• **WHAT THIS TASK INVOLVES**:
Filter the entries that follow, copying every line in which the word "location" appears.

=== RAW RECORDS ===

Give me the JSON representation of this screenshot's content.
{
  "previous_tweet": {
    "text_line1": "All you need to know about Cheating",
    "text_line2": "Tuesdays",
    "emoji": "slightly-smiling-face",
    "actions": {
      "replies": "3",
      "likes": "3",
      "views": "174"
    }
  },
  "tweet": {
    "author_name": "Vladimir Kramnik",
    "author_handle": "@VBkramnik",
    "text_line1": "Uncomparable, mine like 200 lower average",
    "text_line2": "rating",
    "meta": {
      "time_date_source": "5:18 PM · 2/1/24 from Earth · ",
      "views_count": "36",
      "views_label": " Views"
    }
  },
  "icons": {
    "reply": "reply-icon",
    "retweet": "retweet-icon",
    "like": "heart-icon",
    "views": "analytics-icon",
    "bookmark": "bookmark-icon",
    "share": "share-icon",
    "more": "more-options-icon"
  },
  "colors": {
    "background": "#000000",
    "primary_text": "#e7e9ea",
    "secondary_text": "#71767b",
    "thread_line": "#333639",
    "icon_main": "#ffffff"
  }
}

===
=== RAW RECORDS ===

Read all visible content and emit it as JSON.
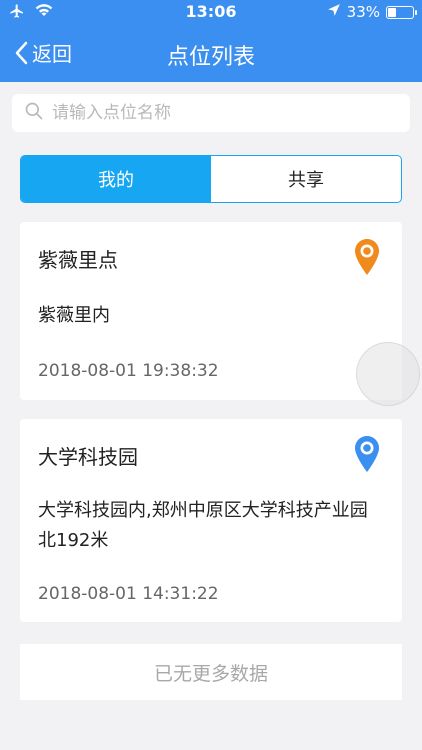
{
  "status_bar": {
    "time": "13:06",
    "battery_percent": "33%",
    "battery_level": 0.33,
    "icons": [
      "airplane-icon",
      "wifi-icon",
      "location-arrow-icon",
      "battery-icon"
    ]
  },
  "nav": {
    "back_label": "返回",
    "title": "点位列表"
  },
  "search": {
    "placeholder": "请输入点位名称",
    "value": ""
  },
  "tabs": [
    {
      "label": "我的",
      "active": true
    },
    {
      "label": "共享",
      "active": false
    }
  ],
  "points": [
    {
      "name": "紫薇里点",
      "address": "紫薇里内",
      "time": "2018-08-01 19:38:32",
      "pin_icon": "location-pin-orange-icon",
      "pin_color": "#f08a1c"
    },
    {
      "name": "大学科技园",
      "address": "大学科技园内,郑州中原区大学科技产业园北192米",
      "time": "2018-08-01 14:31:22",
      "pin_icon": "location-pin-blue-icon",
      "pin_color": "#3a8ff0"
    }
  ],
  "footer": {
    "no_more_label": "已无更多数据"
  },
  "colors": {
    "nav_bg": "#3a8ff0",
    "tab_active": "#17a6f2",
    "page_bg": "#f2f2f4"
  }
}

===

• **SOLUTION FOR THIS EXERCISE**:
      "location-arrow-icon",
      "pin_icon": "location-pin-orange-icon",
      "pin_icon": "location-pin-blue-icon",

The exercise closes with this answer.